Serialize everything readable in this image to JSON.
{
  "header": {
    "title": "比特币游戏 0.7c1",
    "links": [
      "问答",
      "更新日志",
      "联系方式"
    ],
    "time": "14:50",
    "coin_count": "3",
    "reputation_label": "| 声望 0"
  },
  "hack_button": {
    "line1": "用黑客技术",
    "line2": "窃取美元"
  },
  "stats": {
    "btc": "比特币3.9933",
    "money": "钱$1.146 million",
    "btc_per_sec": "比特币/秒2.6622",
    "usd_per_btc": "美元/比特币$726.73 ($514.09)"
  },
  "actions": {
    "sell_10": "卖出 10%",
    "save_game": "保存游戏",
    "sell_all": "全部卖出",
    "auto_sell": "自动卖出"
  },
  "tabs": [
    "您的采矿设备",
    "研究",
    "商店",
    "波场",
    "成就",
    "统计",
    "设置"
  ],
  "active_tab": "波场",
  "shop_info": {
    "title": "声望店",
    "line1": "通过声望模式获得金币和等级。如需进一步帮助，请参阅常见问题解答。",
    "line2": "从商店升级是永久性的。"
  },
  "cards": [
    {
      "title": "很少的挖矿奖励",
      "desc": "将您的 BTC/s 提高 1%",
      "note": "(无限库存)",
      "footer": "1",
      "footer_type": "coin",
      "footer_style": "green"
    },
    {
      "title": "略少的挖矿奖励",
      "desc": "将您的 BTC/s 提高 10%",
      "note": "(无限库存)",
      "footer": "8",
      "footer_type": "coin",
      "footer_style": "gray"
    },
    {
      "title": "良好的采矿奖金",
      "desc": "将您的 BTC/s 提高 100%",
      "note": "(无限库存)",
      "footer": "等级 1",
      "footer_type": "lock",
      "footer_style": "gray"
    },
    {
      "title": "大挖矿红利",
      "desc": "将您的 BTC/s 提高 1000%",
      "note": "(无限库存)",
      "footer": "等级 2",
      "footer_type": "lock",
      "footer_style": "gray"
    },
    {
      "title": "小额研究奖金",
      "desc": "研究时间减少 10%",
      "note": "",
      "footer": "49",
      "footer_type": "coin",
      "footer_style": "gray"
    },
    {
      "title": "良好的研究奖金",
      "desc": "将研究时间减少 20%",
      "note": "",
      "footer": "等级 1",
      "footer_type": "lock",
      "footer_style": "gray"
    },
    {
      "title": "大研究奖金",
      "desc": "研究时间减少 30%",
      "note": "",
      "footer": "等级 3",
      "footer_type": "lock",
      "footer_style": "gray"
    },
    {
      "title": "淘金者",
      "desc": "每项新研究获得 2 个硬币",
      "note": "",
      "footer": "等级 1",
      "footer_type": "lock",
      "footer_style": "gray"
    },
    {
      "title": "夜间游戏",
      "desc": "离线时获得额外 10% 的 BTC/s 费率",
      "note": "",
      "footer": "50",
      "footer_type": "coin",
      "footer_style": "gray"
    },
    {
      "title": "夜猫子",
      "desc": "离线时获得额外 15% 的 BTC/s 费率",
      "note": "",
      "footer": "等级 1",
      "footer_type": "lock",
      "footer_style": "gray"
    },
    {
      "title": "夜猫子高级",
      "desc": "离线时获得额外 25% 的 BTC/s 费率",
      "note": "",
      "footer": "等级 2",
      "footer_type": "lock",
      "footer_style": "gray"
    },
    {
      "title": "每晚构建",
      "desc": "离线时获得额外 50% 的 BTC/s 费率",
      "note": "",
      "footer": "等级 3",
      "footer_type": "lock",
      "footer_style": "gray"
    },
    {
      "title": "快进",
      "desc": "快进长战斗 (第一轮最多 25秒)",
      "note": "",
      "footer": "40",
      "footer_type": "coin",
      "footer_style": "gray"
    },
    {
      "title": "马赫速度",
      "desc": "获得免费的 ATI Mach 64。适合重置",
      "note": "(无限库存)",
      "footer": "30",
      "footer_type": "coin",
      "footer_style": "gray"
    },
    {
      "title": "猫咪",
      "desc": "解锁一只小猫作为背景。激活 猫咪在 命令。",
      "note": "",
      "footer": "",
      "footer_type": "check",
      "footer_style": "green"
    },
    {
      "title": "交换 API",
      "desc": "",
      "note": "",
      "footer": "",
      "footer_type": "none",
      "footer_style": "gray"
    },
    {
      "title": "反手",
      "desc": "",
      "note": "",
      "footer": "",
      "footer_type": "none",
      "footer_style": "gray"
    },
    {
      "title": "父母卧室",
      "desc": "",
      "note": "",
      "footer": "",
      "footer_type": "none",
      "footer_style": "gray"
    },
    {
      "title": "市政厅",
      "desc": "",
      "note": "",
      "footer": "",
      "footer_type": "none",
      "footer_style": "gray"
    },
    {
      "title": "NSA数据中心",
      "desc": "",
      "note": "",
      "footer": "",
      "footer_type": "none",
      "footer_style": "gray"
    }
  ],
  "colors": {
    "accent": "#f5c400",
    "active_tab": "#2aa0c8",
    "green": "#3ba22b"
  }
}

......

→ Problem requirements
Print every record exactly as it was given.

→ Reply
Serialize everything readable in this image to JSON.
{
  "header": {
    "title": "比特币游戏 0.7c1",
    "links": [
      "问答",
      "更新日志",
      "联系方式"
    ],
    "time": "14:50",
    "coin_count": "3",
    "reputation_label": "| 声望 0"
  },
  "hack_button": {
    "line1": "用黑客技术",
    "line2": "窃取美元"
  },
  "stats": {
    "btc": "比特币3.9933",
    "money": "钱$1.146 million",
    "btc_per_sec": "比特币/秒2.6622",
    "usd_per_btc": "美元/比特币$726.73 ($514.09)"
  },
  "actions": {
    "sell_10": "卖出 10%",
    "save_game": "保存游戏",
    "sell_all": "全部卖出",
    "auto_sell": "自动卖出"
  },
  "tabs": [
    "您的采矿设备",
    "研究",
    "商店",
    "波场",
    "成就",
    "统计",
    "设置"
  ],
  "active_tab": "波场",
  "shop_info": {
    "title": "声望店",
    "line1": "通过声望模式获得金币和等级。如需进一步帮助，请参阅常见问题解答。",
    "line2": "从商店升级是永久性的。"
  },
  "cards": [
    {
      "title": "很少的挖矿奖励",
      "desc": "将您的 BTC/s 提高 1%",
      "note": "(无限库存)",
      "footer": "1",
      "footer_type": "coin",
      "footer_style": "green"
    },
    {
      "title": "略少的挖矿奖励",
      "desc": "将您的 BTC/s 提高 10%",
      "note": "(无限库存)",
      "footer": "8",
      "footer_type": "coin",
      "footer_style": "gray"
    },
    {
      "title": "良好的采矿奖金",
      "desc": "将您的 BTC/s 提高 100%",
      "note": "(无限库存)",
      "footer": "等级 1",
      "footer_type": "lock",
      "footer_style": "gray"
    },
    {
      "title": "大挖矿红利",
      "desc": "将您的 BTC/s 提高 1000%",
      "note": "(无限库存)",
      "footer": "等级 2",
      "footer_type": "lock",
      "footer_style": "gray"
    },
    {
      "title": "小额研究奖金",
      "desc": "研究时间减少 10%",
      "note": "",
      "footer": "49",
      "footer_type": "coin",
      "footer_style": "gray"
    },
    {
      "title": "良好的研究奖金",
      "desc": "将研究时间减少 20%",
      "note": "",
      "footer": "等级 1",
      "footer_type": "lock",
      "footer_style": "gray"
    },
    {
      "title": "大研究奖金",
      "desc": "研究时间减少 30%",
      "note": "",
      "footer": "等级 3",
      "footer_type": "lock",
      "footer_style": "gray"
    },
    {
      "title": "淘金者",
      "desc": "每项新研究获得 2 个硬币",
      "note": "",
      "footer": "等级 1",
      "footer_type": "lock",
      "footer_style": "gray"
    },
    {
      "title": "夜间游戏",
      "desc": "离线时获得额外 10% 的 BTC/s 费率",
      "note": "",
      "footer": "50",
      "footer_type": "coin",
      "footer_style": "gray"
    },
    {
      "title": "夜猫子",
      "desc": "离线时获得额外 15% 的 BTC/s 费率",
      "note": "",
      "footer": "等级 1",
      "footer_type": "lock",
      "footer_style": "gray"
    },
    {
      "title": "夜猫子高级",
      "desc": "离线时获得额外 25% 的 BTC/s 费率",
      "note": "",
      "footer": "等级 2",
      "footer_type": "lock",
      "footer_style": "gray"
    },
    {
      "title": "每晚构建",
      "desc": "离线时获得额外 50% 的 BTC/s 费率",
      "note": "",
      "footer": "等级 3",
      "footer_type": "lock",
      "footer_style": "gray"
    },
    {
      "title": "快进",
      "desc": "快进长战斗 (第一轮最多 25秒)",
      "note": "",
      "footer": "40",
      "footer_type": "coin",
      "footer_style": "gray"
    },
    {
      "title": "马赫速度",
      "desc": "获得免费的 ATI Mach 64。适合重置",
      "note": "(无限库存)",
      "footer": "30",
      "footer_type": "coin",
      "footer_style": "gray"
    },
    {
      "title": "猫咪",
      "desc": "解锁一只小猫作为背景。激活 猫咪在 命令。",
      "note": "",
      "footer": "",
      "footer_type": "check",
      "footer_style": "green"
    },
    {
      "title": "交换 API",
      "desc": "",
      "note": "",
      "footer": "",
      "footer_type": "none",
      "footer_style": "gray"
    },
    {
      "title": "反手",
      "desc": "",
      "note": "",
      "footer": "",
      "footer_type": "none",
      "footer_style": "gray"
    },
    {
      "title": "父母卧室",
      "desc": "",
      "note": "",
      "footer": "",
      "footer_type": "none",
      "footer_style": "gray"
    },
    {
      "title": "市政厅",
      "desc": "",
      "note": "",
      "footer": "",
      "footer_type": "none",
      "footer_style": "gray"
    },
    {
      "title": "NSA数据中心",
      "desc": "",
      "note": "",
      "footer": "",
      "footer_type": "none",
      "footer_style": "gray"
    }
  ],
  "colors": {
    "accent": "#f5c400",
    "active_tab": "#2aa0c8",
    "green": "#3ba22b"
  }
}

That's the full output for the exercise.